■ **Your instructions**: Select, from the material below, each line with "Каравай" in it.

Dataset records
Start
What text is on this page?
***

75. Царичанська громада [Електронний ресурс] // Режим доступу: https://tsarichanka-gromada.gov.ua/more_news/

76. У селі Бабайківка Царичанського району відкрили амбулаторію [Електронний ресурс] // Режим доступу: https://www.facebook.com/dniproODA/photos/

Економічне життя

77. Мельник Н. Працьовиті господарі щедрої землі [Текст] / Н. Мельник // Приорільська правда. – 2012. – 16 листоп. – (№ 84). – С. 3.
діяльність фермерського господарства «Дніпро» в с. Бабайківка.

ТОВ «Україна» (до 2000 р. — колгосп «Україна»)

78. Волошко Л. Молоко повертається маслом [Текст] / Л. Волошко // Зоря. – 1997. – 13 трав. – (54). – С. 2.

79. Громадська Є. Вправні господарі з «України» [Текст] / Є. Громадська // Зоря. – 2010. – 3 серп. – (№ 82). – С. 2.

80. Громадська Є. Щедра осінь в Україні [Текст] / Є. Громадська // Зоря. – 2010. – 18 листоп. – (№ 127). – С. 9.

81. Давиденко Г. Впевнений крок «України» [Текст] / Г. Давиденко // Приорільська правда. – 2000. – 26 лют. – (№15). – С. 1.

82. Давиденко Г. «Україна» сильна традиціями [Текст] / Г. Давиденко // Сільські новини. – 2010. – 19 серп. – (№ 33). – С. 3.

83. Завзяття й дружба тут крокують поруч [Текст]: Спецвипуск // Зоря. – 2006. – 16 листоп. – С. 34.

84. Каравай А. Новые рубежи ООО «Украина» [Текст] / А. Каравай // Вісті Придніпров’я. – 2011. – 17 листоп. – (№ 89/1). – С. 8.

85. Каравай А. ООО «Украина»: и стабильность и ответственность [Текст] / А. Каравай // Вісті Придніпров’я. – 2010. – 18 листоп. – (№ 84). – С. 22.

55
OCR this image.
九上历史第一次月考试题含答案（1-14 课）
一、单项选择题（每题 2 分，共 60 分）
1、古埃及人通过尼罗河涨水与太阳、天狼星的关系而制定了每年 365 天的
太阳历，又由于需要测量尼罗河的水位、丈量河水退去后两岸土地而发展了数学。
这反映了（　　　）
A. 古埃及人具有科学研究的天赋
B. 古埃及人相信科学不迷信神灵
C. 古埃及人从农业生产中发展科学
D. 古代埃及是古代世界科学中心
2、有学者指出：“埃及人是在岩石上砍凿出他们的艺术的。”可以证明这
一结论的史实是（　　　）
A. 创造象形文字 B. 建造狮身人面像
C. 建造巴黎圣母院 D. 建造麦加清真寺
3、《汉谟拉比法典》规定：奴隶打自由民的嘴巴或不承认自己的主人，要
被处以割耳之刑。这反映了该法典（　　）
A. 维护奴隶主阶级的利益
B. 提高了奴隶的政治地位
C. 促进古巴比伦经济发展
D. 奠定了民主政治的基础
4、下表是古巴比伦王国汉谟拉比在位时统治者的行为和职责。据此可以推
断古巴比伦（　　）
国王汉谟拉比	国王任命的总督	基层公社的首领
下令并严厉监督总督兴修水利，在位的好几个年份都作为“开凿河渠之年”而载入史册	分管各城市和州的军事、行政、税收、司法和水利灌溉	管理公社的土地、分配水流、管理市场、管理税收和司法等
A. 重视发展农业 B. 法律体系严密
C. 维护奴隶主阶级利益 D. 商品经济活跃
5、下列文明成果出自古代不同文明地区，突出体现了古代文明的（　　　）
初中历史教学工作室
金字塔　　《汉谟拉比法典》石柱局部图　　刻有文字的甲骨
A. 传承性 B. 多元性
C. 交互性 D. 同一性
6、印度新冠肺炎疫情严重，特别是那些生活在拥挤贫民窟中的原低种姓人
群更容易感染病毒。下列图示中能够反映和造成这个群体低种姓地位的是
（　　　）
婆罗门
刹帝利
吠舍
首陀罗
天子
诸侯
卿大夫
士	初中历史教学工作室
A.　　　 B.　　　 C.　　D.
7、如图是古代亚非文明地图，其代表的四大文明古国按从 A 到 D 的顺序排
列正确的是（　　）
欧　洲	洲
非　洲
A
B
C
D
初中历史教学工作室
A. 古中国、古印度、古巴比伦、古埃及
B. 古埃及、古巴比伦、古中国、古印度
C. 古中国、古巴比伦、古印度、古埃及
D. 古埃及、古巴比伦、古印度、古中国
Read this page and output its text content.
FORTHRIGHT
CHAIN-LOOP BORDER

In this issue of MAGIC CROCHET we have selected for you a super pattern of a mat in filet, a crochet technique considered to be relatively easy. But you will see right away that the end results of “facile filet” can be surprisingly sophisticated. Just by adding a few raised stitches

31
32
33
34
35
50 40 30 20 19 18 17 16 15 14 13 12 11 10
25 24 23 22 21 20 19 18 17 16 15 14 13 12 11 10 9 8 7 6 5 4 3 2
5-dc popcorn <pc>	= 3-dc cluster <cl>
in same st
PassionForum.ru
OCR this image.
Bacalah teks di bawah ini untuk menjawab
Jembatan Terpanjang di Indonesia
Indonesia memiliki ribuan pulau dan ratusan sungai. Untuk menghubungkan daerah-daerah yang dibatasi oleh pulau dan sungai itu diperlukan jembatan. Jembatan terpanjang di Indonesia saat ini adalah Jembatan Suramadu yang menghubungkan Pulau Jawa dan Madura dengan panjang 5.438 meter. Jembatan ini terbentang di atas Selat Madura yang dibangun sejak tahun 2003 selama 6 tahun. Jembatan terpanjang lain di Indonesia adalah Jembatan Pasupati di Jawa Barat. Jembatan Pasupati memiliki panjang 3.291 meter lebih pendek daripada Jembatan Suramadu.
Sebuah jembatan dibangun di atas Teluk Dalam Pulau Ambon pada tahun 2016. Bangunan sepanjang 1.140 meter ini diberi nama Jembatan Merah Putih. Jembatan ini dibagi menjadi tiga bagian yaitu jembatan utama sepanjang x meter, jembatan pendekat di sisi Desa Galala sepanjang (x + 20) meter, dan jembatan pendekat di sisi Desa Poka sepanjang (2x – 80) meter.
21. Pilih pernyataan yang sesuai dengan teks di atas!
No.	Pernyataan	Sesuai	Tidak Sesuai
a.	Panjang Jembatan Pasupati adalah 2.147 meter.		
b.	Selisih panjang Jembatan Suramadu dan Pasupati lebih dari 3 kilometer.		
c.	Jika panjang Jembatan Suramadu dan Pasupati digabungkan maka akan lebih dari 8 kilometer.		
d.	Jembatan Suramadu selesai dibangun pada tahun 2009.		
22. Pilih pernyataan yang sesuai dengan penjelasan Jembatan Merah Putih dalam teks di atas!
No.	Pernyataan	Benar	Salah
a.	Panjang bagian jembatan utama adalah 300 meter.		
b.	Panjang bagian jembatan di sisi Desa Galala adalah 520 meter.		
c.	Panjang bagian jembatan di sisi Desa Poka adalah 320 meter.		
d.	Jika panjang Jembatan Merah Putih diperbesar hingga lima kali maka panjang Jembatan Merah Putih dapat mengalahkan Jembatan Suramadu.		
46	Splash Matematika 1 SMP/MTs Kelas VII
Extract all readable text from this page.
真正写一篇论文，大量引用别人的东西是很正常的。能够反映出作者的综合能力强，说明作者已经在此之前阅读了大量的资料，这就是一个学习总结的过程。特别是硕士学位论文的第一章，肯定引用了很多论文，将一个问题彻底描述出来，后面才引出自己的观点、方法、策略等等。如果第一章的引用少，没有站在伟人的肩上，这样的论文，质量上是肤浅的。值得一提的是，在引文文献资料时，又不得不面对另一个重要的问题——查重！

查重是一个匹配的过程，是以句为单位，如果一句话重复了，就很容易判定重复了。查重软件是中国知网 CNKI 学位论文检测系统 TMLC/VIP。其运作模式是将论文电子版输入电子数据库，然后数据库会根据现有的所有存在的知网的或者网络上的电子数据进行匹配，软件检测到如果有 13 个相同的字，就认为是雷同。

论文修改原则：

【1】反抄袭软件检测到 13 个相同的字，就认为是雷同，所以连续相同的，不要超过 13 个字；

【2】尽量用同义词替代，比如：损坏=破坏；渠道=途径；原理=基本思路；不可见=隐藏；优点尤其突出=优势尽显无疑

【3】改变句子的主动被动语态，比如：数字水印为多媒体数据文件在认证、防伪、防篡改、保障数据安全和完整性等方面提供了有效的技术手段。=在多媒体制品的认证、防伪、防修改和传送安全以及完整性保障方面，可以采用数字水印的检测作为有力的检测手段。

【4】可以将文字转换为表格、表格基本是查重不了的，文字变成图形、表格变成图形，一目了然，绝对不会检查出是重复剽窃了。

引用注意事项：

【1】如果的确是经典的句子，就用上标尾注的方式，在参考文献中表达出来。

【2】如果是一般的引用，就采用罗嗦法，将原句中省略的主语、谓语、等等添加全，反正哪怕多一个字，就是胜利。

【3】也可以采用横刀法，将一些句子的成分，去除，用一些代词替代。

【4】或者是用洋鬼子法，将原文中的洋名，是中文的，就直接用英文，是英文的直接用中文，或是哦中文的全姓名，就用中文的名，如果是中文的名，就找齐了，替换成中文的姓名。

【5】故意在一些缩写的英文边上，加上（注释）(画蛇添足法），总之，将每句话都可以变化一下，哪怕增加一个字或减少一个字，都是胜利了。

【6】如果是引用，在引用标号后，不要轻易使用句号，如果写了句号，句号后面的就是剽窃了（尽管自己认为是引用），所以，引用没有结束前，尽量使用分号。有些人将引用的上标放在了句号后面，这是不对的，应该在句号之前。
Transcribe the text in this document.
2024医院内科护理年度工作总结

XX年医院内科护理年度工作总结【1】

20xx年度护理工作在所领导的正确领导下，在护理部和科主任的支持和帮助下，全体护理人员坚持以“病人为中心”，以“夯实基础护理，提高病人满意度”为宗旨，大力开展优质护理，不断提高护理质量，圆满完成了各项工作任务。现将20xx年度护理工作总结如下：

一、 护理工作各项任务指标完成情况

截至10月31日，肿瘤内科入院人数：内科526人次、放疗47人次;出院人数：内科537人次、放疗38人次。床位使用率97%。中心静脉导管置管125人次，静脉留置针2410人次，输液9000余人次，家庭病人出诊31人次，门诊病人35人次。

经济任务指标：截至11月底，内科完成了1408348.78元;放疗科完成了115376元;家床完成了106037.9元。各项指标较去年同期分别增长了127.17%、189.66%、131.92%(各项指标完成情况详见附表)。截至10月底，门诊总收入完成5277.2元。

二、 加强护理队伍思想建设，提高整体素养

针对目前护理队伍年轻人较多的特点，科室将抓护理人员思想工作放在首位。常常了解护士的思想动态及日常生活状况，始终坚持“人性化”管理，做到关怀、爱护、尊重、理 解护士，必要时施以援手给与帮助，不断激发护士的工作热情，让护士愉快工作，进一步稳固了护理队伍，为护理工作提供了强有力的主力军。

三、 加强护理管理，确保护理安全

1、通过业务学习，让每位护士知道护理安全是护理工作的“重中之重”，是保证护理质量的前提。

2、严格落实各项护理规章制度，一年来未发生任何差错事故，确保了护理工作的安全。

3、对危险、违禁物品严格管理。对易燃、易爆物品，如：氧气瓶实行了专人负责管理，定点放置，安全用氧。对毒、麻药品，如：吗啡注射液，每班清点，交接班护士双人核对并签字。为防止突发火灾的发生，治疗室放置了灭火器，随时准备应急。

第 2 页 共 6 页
End
■ **Answer for this exercise**:
84. Каравай А. Новые рубежи ООО «Украина» [Текст] / А. Каравай // Вісті Придніпров’я. – 2011. – 17 листоп. – (№ 89/1). – С. 8.
85. Каравай А. ООО «Украина»: и стабильность и ответственность [Текст] / А. Каравай // Вісті Придніпров’я. – 2010. – 18 листоп. – (№ 84). – С. 22.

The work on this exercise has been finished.